---------- Selection ----------

Part 1: Unethical Employee Behavior: How To Catch It Before It Happens

Push people into a financial corner and they can justify all kinds of conduct they might not otherwise

It’s no great stretch to say that stress in one’s personal life can affect one’s work life. Only the most priestlike among us can keep work life and personal life completely separate. Personal stress comes in many forms: from relationship troubles, to health problems, to financial distress.

And while each can lead to a range of erratic or unexpected behavior at work, of most concern to compliance teams is unethical behavior. Specifically, the kind that might lead employees to believe the solution to a personal problem is violating a firm’s code of ethics and, say, using insider information to execute a personal stock trade.

And while all the above-mentioned personal stressors have the potential to create financial hardship, and lead an employee to use his or her position to try and turn things around, financial distress probably creates the most direct behavioral connection between the personal problem and perceived workplace solution. Following is a list of telltale behaviors compliance officers should keep an eye out for in this regard.

This is a likely sign of personal financial distress. If you’re astute enough in the first place (not everyone is) to participate in your employer’s retirement plan—to have the foresight to understand there will come a time when you either can’t work or won’t want to work—then you’re likely astute enough to know not to touch these retirement monies prematurely. There are also serious tax consequences related to prematurely getting into your 401K. Given all this, an action like this won’t be taken lightly.

----------

Short exercise 1
Copy the records word for word, from their first line through the line containing "- calendar-day-cell[interactable]: 5", both lines included.

---------- Data records ----------

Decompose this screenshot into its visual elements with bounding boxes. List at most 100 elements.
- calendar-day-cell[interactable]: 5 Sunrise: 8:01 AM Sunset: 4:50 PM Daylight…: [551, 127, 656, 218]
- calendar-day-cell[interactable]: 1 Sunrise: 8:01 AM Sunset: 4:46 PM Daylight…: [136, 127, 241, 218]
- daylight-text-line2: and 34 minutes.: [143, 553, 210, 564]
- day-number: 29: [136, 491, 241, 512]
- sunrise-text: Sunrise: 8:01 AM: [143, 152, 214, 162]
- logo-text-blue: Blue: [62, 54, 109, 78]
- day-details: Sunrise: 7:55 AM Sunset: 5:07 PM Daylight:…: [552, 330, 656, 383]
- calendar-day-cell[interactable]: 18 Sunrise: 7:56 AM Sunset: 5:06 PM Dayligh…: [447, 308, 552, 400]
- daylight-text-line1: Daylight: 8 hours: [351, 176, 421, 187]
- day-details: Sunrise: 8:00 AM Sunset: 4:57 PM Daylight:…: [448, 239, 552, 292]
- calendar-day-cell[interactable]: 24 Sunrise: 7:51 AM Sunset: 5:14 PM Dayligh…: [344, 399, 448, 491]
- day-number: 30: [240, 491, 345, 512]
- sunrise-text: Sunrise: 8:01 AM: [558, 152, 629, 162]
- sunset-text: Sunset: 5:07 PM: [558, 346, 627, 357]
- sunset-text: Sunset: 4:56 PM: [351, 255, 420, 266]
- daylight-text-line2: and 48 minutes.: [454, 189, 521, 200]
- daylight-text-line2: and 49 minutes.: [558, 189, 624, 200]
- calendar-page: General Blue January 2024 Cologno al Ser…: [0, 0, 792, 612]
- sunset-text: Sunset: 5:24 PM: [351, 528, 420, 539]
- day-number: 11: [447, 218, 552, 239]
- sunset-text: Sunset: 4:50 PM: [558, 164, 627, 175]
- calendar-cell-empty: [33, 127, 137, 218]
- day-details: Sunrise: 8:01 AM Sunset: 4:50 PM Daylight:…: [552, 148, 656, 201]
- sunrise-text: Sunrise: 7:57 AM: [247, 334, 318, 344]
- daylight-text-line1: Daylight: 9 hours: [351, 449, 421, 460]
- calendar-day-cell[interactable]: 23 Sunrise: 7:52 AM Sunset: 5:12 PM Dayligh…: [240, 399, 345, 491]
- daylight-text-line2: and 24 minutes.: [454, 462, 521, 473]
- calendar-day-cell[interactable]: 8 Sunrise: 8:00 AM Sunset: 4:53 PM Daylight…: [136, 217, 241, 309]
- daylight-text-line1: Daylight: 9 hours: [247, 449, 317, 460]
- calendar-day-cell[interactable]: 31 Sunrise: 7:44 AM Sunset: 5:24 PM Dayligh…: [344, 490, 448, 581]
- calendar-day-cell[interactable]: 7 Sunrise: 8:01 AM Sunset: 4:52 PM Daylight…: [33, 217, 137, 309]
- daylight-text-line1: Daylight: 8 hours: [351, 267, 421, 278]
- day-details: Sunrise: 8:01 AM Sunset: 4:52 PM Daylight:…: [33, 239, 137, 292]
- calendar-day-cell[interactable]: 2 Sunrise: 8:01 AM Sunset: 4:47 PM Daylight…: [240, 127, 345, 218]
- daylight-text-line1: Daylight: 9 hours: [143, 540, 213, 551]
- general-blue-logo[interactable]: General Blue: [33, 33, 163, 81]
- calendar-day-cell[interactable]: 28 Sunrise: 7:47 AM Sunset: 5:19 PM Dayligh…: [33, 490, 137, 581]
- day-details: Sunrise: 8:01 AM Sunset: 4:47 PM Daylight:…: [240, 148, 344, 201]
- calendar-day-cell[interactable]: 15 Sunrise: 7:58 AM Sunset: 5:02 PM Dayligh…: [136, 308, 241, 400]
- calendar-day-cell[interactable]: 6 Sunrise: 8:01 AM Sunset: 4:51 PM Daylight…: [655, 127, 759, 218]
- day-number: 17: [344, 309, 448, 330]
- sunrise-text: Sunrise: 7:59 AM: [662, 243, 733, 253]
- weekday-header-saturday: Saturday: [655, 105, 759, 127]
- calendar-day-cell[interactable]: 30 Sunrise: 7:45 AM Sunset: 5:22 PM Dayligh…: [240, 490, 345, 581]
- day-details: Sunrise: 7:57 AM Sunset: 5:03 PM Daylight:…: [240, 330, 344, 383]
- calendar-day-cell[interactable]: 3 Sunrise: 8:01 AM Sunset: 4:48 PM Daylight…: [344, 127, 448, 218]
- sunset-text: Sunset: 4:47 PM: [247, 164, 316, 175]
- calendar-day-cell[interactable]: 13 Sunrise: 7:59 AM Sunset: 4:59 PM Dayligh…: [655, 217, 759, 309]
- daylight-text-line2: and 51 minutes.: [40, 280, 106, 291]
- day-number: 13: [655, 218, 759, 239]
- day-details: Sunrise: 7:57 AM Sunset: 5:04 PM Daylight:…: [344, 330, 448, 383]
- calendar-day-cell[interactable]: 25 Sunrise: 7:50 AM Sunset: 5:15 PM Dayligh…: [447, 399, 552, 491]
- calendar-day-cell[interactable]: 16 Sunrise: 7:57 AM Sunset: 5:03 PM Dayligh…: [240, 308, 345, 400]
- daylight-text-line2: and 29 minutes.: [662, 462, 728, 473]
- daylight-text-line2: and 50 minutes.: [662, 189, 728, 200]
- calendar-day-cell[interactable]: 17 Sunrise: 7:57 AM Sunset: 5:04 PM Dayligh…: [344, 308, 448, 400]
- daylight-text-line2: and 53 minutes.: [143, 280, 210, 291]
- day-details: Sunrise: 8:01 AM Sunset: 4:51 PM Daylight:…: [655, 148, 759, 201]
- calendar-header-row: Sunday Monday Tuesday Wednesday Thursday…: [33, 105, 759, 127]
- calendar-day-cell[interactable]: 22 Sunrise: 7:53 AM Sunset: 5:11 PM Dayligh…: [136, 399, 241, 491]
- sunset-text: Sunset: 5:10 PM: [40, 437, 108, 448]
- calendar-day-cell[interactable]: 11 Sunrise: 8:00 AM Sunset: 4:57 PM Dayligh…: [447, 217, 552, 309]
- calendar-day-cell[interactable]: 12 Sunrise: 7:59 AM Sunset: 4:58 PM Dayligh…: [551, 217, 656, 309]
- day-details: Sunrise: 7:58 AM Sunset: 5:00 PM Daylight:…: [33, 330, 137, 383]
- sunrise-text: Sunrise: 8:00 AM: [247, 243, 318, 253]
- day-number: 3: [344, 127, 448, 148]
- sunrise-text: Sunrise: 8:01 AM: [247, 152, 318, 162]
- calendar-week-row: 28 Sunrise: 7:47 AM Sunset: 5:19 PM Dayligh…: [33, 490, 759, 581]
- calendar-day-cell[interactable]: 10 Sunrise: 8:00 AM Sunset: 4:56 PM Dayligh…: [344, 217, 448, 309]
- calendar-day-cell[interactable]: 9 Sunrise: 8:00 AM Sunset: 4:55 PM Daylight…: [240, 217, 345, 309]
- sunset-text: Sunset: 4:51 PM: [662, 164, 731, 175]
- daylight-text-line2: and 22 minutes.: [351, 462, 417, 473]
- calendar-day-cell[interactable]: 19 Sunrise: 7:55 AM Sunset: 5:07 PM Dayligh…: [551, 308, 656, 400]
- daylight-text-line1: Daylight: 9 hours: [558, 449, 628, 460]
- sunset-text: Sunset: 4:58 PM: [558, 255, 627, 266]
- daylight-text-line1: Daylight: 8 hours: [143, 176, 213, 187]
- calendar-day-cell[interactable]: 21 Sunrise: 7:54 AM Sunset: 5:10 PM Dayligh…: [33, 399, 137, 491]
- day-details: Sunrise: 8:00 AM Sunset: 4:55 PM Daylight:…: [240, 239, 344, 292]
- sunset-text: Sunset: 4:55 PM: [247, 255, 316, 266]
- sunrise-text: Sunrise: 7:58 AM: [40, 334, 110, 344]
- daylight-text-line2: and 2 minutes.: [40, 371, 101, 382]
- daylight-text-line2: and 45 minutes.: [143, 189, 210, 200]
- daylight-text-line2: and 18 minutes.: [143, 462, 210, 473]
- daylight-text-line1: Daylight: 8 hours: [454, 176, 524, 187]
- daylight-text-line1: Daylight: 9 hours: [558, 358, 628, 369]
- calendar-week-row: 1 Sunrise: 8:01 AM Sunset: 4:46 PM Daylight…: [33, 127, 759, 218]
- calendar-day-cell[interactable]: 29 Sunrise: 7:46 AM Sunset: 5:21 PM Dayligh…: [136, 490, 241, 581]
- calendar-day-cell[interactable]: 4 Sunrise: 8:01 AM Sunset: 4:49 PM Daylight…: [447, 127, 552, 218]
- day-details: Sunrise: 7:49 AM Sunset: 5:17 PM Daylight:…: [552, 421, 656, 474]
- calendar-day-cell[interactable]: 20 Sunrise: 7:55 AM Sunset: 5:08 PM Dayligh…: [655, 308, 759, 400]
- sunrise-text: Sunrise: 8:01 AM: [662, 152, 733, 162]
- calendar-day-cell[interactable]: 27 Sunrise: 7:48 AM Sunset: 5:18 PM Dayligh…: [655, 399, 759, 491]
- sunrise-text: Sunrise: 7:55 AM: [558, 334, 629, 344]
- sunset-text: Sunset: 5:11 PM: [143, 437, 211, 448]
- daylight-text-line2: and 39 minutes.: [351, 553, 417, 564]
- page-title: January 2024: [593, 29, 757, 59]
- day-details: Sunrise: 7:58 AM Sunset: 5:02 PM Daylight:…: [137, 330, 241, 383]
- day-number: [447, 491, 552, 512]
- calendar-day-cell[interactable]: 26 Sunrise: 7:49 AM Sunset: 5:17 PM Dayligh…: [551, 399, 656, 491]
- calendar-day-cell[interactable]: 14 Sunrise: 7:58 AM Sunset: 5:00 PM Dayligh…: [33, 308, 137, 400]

----------

Short exercise 2
Decide whether each statement agrees with the text on unethical employee behavior. Answer yes or no and quote the deciding words from the text.
(a) Financial distress probably ties a personal problem most directly to a perceived workplace solution.
(b) Taking money out of a 401K early carries no tax consequences.
(c) Most people can keep work life and personal life completely separate.

Written response 1
Decompose this screenshot into its visual elements with bounding boxes. List at most 100 elements.
- calendar-day-cell[interactable]: 5 Sunrise: 8:01 AM Sunset: 4:50 PM Daylight…: [551, 127, 656, 218]

Written response 2
(a) Yes: "financial distress probably creates the most direct behavioral connection between the personal problem and perceived workplace solution"
(b) No: "There are also serious tax consequences related to prematurely getting into your 401K."
(c) No: "Only the most priestlike among us can keep work life and personal life completely separate."